* _Short task_:
Please extract every line in the records below that contains the string "KARTU". Case counts.

Start of Material for this task

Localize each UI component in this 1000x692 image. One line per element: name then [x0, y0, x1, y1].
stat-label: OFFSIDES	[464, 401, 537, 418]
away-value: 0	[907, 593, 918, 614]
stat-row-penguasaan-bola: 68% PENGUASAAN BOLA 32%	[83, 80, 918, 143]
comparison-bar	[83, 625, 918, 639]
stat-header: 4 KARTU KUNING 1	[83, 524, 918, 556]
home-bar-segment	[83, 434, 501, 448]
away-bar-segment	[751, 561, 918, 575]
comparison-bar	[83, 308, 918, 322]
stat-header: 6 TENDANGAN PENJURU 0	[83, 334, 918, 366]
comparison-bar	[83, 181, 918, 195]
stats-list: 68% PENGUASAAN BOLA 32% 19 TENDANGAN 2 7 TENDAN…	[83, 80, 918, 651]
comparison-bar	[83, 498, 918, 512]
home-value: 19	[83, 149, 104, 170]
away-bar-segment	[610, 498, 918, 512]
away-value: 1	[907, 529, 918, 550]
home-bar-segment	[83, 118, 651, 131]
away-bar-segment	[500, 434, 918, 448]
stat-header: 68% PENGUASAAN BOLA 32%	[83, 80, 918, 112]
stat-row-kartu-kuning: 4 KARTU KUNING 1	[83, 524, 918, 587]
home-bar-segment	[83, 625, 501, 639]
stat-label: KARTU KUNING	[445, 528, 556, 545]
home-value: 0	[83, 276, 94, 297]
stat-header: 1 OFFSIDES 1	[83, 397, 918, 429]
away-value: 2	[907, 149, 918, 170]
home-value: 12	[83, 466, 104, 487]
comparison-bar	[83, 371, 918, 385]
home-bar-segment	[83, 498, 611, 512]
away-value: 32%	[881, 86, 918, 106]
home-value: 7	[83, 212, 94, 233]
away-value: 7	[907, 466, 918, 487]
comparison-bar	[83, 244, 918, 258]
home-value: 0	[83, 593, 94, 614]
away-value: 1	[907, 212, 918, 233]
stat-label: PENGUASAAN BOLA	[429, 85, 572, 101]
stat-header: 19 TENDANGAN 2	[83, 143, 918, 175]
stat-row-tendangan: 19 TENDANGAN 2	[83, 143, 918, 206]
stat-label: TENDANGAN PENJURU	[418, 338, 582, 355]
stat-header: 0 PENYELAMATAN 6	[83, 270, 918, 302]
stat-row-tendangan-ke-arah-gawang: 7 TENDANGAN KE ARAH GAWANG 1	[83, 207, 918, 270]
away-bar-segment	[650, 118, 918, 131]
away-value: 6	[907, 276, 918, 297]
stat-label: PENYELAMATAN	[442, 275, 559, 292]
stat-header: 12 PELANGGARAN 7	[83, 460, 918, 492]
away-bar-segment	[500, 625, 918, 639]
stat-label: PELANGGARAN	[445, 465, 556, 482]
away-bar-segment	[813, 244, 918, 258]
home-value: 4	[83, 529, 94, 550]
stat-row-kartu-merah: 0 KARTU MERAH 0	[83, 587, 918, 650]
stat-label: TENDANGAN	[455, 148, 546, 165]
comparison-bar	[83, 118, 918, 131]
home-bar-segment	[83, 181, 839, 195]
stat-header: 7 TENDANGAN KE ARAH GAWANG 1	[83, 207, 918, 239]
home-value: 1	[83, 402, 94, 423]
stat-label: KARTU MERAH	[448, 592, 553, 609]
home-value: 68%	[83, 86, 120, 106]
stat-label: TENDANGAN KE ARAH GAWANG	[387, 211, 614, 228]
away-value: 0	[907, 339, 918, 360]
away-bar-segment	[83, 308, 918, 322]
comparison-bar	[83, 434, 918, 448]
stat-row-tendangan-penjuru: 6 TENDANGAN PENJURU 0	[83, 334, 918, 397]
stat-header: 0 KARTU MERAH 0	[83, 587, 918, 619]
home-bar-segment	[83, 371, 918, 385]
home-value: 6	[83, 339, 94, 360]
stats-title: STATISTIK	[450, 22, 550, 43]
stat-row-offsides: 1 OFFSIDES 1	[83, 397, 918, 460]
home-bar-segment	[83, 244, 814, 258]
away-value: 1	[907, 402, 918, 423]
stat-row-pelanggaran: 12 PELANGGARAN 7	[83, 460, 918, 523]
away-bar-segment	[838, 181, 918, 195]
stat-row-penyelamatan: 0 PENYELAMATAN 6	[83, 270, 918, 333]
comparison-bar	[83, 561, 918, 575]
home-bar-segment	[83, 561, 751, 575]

End of Material for this task

* _Exercise response_:
stat-header: 4 KARTU KUNING 1	[83, 524, 918, 556]
stat-row-kartu-kuning: 4 KARTU KUNING 1	[83, 524, 918, 587]
stat-label: KARTU KUNING	[445, 528, 556, 545]
stat-row-kartu-merah: 0 KARTU MERAH 0	[83, 587, 918, 650]
stat-label: KARTU MERAH	[448, 592, 553, 609]
stat-header: 0 KARTU MERAH 0	[83, 587, 918, 619]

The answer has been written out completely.